◆ **DETALHES DA TAREFA**
Copie literalmente o trecho do texto sobre a recuperação judicial da Viver que começa em "Casos recentes dão" e termina em "para ser resolvido.".

◆ **TEXTO PARA ANÁLISE**
▼▼▼
Outra instituição financeira de grande porte aposta na vitória do Santander. "O dinheiro é dos compradores dos imóveis, não da empresa", diz um alto executivo.
A preocupação dos bancos é que, ao incluir todas as SPEs em uma só recuperação judicial, projetos bons acabem se misturando a empreendimentos não tão viáveis, reduzindo o valor que um determinado financiador tem a receber. A viabilidade dos projetos é um dos itens avaliados pelos bancos na hora de conceder o crédito. "O crédito feito para empresa tem outro risco, outras características e outros prazos que o feito para o projeto", diz uma fonte.
Dívidas tomadas por holdings não-operacionais também podem consumir os valores a receber de quem financiou projetos específicos, via SPEs. É por isso também que instituições financeiras que fizeram mais desembolsos a holdings podem ter um entendimento contrário ao do Santander. Um banco ouvido pelo Valor, por exemplo, considera que a atividade central das incorporadoras está nas SPEs e que, portanto, todos os projetos devem fazer parte de uma recuperação judicial.
Casos recentes dão algum grau de tranquilidade aos bancos que defendem a separação. Na recuperação judicial da construtora OAS, por exemplo, o Banco do Brasil conseguiu separar do bolo dos demais credores um empreendimento da construtora no Estado de São Paulo. O banco financiou a construção do condomínio em regime de patrimônio de afetação.
A lei que criou o patrimônio de afetação foi uma resposta a série de problemas do setor imobiliário brasileiro na década de 1990, que culminou na falência da Encol, uma das maiores construtoras do país à época, que paralisou centenas de obras país afora. O processo levou anos para ser resolvido.
O Valor apurou que, no entendimento da Viver, o patrimônio de afetação só deve ser apartado em caso de falência da companhia, mas não em situação de recuperação judicial. Isso porque, segundo fonte próxima às negociações, o recurso da recuperação judicial busca, justamente, evitar que a empresa seja liquidada.
Segundo Pablo Queiroz, do TozziniFreire, a lei do patrimônio de afetação menciona apenas casos de falência e é "omissa" em casos de recuperação judicial. Ele defende, porém, que a lei também valha nas recuperações.
O Santander é credor de um empreendimento concluído e de outro ainda em obras, ambos em Nova Lima (MG). No projeto em construção, a dívida da Viver com o banco é de R$ 30 milhões, e ainda faltam R$ 70 milhões de dívida a incorrer, diz uma fonte. Normalmente, o banco não libera todo o financiamento de obras de uma vez. Vai liberando recursos na medida em que a obra é contratada.
Segundo fonte que participou das negociações, o pedido de recuperação judicial da Viver foi a saída encontrada pela companhia após a maior parte dos bancos credores não ter aceitado ativos em pagamento de dívidas. Desde julho, a Viver sinalizou aos bancos que pediria recuperação judicial, diz o interlocutor.
Pesaram também para o pedido de recuperação judicial as ações de execução judicial ajuizadas contra a Viver pelo Santander e pela Swiss Re Corporate Solutions Brasil Seguros, pois havia o risco de vencimento antecipado de todas as dívidas.
Nos últimos anos, a incorporadora focou sua atuação na entrega dos projetos já lançados, na redução do endividamento, principalmente corporativo e no corte de despesas gerais e administrativas. A aposta foi que a conclusão de obras estimularia as vendas e possibilitaria comercializar as unidades por preços superiores aos das unidades em construção, o que resultaria em repasse de mais recebíveis para os bancos e geração de caixa.
A piora do cenário macroeconômico e o aumento dos distratos fizeram a velocidade de vendas e repasses ser inferior ao esperado. Esses fatores, combinados a elevados custos com a dívida e ao aumento dos processos judiciais contra Viver levaram a companhia à apresentar, no fim de junho, patrimônio líquido negativo em R$ 348,09 milhões.
Procurada, a incorporadora não se manifestou sobre o caso.
▲▲▲
◆ **Entradas de dados armazenados**
▼▼▼
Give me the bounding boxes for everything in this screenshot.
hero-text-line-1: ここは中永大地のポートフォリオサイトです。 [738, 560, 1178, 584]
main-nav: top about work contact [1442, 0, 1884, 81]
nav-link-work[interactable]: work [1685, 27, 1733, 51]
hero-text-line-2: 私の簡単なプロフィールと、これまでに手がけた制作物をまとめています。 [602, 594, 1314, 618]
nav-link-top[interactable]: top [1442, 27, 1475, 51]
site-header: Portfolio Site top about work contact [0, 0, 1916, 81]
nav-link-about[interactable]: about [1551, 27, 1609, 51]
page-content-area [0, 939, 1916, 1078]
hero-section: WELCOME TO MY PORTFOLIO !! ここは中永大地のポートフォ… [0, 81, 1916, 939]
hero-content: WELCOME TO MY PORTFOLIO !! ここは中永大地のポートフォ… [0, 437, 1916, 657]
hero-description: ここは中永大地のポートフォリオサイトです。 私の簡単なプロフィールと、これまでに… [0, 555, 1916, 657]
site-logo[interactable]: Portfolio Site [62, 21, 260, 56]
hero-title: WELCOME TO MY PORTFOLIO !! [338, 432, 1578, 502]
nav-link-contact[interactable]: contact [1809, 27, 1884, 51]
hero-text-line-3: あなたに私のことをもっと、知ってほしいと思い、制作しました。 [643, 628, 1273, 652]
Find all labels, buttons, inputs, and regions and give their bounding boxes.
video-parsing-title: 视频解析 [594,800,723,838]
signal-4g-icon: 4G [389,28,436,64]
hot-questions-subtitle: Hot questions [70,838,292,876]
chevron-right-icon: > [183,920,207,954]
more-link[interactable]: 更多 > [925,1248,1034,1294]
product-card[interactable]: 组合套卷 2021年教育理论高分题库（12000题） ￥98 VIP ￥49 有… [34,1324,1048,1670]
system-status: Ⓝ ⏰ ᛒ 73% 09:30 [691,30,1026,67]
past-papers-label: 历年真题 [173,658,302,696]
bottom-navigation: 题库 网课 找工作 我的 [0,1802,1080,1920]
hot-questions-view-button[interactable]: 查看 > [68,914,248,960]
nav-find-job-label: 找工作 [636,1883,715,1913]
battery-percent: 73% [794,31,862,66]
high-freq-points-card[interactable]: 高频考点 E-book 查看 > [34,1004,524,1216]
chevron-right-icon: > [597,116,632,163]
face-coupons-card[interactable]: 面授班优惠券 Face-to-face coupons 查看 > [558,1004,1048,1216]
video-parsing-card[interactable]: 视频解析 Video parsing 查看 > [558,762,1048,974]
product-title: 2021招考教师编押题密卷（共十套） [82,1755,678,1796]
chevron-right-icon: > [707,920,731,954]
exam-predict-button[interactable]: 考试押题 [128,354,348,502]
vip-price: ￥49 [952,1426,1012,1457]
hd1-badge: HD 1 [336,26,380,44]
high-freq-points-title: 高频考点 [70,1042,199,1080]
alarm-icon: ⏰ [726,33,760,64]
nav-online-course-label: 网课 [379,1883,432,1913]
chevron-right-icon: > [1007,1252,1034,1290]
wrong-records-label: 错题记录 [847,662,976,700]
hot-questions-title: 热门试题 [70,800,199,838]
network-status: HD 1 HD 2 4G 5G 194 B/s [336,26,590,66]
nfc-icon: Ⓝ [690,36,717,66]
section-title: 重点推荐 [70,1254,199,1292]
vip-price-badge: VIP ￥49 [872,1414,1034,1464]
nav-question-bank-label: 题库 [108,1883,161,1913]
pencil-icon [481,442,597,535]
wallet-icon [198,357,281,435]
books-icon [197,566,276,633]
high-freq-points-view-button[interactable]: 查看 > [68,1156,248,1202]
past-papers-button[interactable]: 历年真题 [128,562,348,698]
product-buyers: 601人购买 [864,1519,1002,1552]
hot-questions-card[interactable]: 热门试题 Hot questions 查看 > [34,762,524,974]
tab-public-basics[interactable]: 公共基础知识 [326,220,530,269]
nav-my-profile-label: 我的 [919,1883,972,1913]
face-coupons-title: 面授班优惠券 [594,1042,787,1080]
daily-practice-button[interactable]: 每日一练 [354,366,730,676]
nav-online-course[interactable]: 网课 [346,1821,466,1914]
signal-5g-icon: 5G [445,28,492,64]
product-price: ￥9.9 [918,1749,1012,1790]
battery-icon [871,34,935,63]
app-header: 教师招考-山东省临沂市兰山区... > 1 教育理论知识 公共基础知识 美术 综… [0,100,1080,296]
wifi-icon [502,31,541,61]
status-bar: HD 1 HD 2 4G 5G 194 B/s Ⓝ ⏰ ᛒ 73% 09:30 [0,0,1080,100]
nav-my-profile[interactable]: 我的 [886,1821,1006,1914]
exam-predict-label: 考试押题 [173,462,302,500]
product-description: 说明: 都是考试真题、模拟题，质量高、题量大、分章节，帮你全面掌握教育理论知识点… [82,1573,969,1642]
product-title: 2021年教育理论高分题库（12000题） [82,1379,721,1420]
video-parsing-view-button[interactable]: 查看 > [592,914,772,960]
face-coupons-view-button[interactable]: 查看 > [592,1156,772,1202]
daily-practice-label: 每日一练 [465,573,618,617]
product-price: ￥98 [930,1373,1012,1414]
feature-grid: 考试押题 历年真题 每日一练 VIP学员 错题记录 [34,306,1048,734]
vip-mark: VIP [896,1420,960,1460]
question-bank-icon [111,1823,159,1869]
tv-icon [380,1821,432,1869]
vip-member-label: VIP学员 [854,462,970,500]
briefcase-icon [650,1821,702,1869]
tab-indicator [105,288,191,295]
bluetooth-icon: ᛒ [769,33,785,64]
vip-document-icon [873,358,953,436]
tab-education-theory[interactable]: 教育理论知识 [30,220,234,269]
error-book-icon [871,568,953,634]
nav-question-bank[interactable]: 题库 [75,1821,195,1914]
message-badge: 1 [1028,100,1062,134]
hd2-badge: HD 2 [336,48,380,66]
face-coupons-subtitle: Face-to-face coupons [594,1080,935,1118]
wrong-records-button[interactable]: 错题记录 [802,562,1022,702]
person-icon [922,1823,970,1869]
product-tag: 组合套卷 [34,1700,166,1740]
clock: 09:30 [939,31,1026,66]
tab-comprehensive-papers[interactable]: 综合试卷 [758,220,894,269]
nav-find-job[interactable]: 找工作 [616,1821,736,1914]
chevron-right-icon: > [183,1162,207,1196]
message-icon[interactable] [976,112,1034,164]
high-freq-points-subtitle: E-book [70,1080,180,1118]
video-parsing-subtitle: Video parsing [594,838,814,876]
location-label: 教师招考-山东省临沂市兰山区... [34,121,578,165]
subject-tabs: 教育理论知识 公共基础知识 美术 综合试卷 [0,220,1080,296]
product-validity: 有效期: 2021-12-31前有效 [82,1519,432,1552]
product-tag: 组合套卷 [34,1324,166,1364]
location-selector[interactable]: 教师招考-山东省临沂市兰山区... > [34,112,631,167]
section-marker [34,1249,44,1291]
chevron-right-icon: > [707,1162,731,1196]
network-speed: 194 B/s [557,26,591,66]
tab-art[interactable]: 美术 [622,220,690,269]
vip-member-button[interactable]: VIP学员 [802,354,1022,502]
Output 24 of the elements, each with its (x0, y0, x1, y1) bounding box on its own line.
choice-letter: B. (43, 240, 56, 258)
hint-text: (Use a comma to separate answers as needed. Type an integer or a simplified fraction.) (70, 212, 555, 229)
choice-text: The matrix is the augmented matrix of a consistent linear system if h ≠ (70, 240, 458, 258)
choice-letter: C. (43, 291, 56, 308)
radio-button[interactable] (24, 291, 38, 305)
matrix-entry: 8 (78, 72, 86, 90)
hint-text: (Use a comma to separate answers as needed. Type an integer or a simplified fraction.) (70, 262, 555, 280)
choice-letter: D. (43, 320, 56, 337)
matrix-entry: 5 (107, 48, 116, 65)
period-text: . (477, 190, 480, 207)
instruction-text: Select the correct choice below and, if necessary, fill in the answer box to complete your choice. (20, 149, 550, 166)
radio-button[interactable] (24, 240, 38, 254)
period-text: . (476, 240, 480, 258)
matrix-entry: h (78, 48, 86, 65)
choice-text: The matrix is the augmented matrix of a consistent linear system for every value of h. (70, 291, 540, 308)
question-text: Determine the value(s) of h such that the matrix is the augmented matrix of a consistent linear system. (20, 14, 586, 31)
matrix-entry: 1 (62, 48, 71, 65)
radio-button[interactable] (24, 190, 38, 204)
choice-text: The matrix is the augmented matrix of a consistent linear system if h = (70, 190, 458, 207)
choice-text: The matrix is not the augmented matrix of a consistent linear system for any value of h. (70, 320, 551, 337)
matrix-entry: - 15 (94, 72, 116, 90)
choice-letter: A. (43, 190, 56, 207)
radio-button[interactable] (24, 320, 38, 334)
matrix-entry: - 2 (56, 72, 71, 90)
▲▲▲
◆ **RESPOSTA ESCRITA**
Casos recentes dão algum grau de tranquilidade aos bancos que defendem a separação. Na recuperação judicial da construtora OAS, por exemplo, o Banco do Brasil conseguiu separar do bolo dos demais credores um empreendimento da construtora no Estado de São Paulo. O banco financiou a construção do condomínio em regime de patrimônio de afetação.
A lei que criou o patrimônio de afetação foi uma resposta a série de problemas do setor imobiliário brasileiro na década de 1990, que culminou na falência da Encol, uma das maiores construtoras do país à época, que paralisou centenas de obras país afora. O processo levou anos para ser resolvido.